_Prompt_: Review the lines that follow and copy each one that contains the word "arrow".

_Provided records_:
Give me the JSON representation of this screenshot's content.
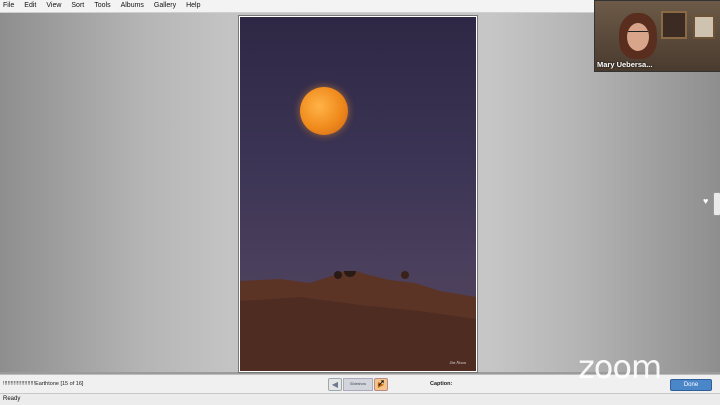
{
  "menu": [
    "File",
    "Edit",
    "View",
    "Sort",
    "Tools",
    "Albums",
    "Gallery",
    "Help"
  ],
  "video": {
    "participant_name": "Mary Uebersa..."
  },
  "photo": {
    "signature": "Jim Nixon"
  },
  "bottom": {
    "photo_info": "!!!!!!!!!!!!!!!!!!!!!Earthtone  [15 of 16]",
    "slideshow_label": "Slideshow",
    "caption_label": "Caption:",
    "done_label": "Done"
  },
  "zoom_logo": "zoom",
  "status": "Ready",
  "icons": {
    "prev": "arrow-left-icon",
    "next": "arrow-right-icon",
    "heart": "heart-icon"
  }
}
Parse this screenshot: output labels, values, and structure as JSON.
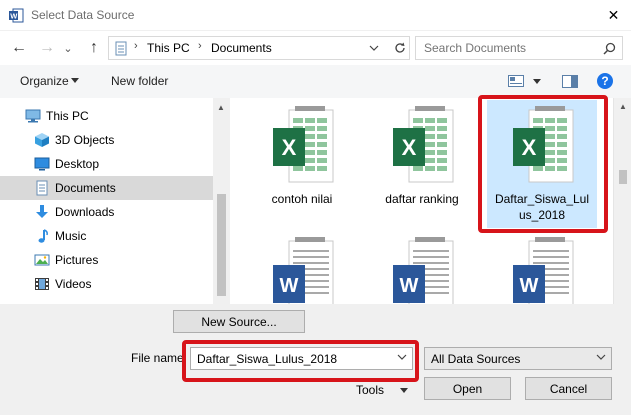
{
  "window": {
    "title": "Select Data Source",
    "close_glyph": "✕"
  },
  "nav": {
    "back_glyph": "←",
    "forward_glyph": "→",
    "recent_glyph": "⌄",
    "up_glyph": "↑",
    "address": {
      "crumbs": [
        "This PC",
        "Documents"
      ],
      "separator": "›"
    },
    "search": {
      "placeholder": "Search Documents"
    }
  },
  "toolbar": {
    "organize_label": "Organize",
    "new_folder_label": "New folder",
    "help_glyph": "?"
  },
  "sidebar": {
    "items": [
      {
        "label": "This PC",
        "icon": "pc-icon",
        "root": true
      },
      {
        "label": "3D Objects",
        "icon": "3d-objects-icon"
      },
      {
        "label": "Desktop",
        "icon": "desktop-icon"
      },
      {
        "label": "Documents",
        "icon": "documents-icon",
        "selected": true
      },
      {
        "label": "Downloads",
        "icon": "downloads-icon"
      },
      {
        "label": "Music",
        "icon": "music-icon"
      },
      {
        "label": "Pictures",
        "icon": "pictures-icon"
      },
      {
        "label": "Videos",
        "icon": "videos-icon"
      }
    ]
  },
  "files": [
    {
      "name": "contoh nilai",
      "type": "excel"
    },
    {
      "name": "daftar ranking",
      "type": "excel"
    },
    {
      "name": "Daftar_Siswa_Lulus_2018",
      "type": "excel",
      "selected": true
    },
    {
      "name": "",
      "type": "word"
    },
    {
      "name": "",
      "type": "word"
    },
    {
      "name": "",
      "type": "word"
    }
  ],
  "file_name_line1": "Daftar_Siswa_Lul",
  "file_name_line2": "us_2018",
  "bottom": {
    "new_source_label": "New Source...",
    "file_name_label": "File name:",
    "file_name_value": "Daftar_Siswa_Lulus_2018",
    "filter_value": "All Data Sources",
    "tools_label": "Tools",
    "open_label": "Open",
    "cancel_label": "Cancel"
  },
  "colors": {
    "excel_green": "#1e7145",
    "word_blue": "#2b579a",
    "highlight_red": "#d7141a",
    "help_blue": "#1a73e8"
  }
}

_Result of the exercise_:
    "prev": "arrow-left-icon",
    "next": "arrow-right-icon",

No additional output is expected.